TASK REQUIREMENTS
Count how many lines hold the word "Other" and give that number as the whole answer.

* Begin *

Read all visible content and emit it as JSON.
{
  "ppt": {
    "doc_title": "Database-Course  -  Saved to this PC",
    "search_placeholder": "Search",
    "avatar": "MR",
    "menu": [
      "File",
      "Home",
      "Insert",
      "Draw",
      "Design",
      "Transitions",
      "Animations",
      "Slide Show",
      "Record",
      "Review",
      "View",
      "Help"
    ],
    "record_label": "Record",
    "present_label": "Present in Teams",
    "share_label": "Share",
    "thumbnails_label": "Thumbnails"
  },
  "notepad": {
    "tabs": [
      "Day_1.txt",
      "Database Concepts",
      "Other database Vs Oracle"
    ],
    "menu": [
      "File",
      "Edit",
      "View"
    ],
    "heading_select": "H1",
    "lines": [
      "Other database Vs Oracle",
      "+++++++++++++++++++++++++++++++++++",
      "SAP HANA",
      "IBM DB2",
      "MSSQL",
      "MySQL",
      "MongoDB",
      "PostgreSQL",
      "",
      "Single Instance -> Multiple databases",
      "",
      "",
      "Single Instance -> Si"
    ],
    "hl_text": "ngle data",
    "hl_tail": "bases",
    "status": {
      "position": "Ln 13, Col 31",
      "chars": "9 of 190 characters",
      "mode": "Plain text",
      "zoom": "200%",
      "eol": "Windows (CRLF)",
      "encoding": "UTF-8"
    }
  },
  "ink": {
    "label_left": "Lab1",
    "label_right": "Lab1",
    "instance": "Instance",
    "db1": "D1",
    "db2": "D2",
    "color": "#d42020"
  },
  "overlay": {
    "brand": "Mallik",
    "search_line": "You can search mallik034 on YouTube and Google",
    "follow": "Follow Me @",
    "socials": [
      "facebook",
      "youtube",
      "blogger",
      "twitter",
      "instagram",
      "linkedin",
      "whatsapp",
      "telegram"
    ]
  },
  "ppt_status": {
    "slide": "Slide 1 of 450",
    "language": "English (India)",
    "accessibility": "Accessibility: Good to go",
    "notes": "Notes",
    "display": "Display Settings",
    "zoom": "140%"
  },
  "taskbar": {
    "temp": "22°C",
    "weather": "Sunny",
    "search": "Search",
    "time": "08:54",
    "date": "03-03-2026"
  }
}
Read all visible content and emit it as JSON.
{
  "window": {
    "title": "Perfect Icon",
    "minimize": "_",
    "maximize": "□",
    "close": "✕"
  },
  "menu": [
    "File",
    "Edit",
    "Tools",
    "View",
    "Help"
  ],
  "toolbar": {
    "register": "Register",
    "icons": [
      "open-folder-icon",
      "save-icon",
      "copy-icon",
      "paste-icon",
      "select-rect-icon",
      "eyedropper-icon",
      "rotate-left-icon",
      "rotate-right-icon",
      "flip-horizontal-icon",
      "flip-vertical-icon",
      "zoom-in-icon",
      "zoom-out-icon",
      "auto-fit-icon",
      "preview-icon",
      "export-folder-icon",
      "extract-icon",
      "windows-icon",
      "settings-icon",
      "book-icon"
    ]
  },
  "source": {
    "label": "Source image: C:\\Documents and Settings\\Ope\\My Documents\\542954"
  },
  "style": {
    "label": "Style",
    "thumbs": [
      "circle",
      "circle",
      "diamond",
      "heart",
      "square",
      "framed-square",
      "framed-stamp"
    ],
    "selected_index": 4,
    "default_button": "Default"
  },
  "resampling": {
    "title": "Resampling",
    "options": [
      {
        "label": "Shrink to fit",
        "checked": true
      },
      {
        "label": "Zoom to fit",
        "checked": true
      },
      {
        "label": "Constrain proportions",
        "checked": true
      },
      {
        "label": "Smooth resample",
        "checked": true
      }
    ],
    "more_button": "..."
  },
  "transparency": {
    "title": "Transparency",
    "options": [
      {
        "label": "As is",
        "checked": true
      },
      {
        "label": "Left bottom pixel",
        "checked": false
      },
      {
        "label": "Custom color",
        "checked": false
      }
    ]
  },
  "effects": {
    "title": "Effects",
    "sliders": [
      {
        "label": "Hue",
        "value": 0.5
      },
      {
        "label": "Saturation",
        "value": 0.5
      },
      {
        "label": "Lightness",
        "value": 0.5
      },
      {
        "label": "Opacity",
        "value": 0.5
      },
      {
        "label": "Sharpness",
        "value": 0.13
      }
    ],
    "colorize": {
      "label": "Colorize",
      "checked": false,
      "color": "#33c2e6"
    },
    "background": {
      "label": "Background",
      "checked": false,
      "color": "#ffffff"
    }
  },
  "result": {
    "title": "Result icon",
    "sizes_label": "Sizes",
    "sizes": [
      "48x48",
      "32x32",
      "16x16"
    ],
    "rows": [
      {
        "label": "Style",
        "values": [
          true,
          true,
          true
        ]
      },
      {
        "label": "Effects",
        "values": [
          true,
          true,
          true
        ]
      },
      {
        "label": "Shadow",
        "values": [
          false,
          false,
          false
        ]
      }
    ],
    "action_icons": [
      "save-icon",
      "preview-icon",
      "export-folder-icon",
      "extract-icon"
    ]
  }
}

* End *

ANSWER FOR THE TASK
2